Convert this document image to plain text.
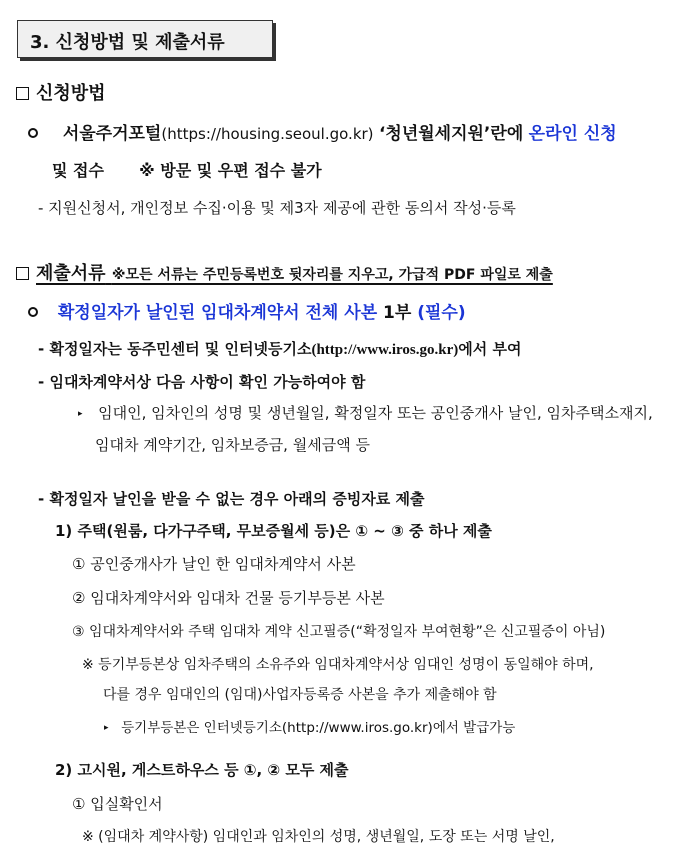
3. 신청방법 및 제출서류
신청방법
서울주거포털(https://housing.seoul.go.kr) ‘청년월세지원’란에 온라인 신청
및 접수 ※ 방문 및 우편 접수 불가
- 지원신청서, 개인정보 수집·이용 및 제3자 제공에 관한 동의서 작성·등록
제출서류 ※모든 서류는 주민등록번호 뒷자리를 지우고, 가급적 PDF 파일로 제출
확정일자가 날인된 임대차계약서 전체 사본 1부 (필수)
- 확정일자는 동주민센터 및 인터넷등기소(http://www.iros.go.kr)에서 부여
- 임대차계약서상 다음 사항이 확인 가능하여야 함
▸ 임대인, 임차인의 성명 및 생년월일, 확정일자 또는 공인중개사 날인, 임차주택소재지,
임대차 계약기간, 임차보증금, 월세금액 등
- 확정일자 날인을 받을 수 없는 경우 아래의 증빙자료 제출
1) 주택(원룸, 다가구주택, 무보증월세 등)은 ① ~ ③ 중 하나 제출
① 공인중개사가 날인 한 임대차계약서 사본
② 임대차계약서와 임대차 건물 등기부등본 사본
③ 임대차계약서와 주택 임대차 계약 신고필증(“확정일자 부여현황”은 신고필증이 아님)
※ 등기부등본상 임차주택의 소유주와 임대차계약서상 임대인 성명이 동일해야 하며,
다를 경우 임대인의 (임대)사업자등록증 사본을 추가 제출해야 함
▸ 등기부등본은 인터넷등기소(http://www.iros.go.kr)에서 발급가능
2) 고시원, 게스트하우스 등 ①, ② 모두 제출
① 입실확인서
※ (임대차 계약사항) 임대인과 임차인의 성명, 생년월일, 도장 또는 서명 날인,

> [Directions for this task]: Copy all the records above exactly, but leave out the pictures.

> [Exercise response]:
Convert this document image to plain text.
3. 신청방법 및 제출서류
신청방법
서울주거포털(https://housing.seoul.go.kr) ‘청년월세지원’란에 온라인 신청
및 접수 ※ 방문 및 우편 접수 불가
- 지원신청서, 개인정보 수집·이용 및 제3자 제공에 관한 동의서 작성·등록
제출서류 ※모든 서류는 주민등록번호 뒷자리를 지우고, 가급적 PDF 파일로 제출
확정일자가 날인된 임대차계약서 전체 사본 1부 (필수)
- 확정일자는 동주민센터 및 인터넷등기소(http://www.iros.go.kr)에서 부여
- 임대차계약서상 다음 사항이 확인 가능하여야 함
▸ 임대인, 임차인의 성명 및 생년월일, 확정일자 또는 공인중개사 날인, 임차주택소재지,
임대차 계약기간, 임차보증금, 월세금액 등
- 확정일자 날인을 받을 수 없는 경우 아래의 증빙자료 제출
1) 주택(원룸, 다가구주택, 무보증월세 등)은 ① ~ ③ 중 하나 제출
① 공인중개사가 날인 한 임대차계약서 사본
② 임대차계약서와 임대차 건물 등기부등본 사본
③ 임대차계약서와 주택 임대차 계약 신고필증(“확정일자 부여현황”은 신고필증이 아님)
※ 등기부등본상 임차주택의 소유주와 임대차계약서상 임대인 성명이 동일해야 하며,
다를 경우 임대인의 (임대)사업자등록증 사본을 추가 제출해야 함
▸ 등기부등본은 인터넷등기소(http://www.iros.go.kr)에서 발급가능
2) 고시원, 게스트하우스 등 ①, ② 모두 제출
① 입실확인서
※ (임대차 계약사항) 임대인과 임차인의 성명, 생년월일, 도장 또는 서명 날인,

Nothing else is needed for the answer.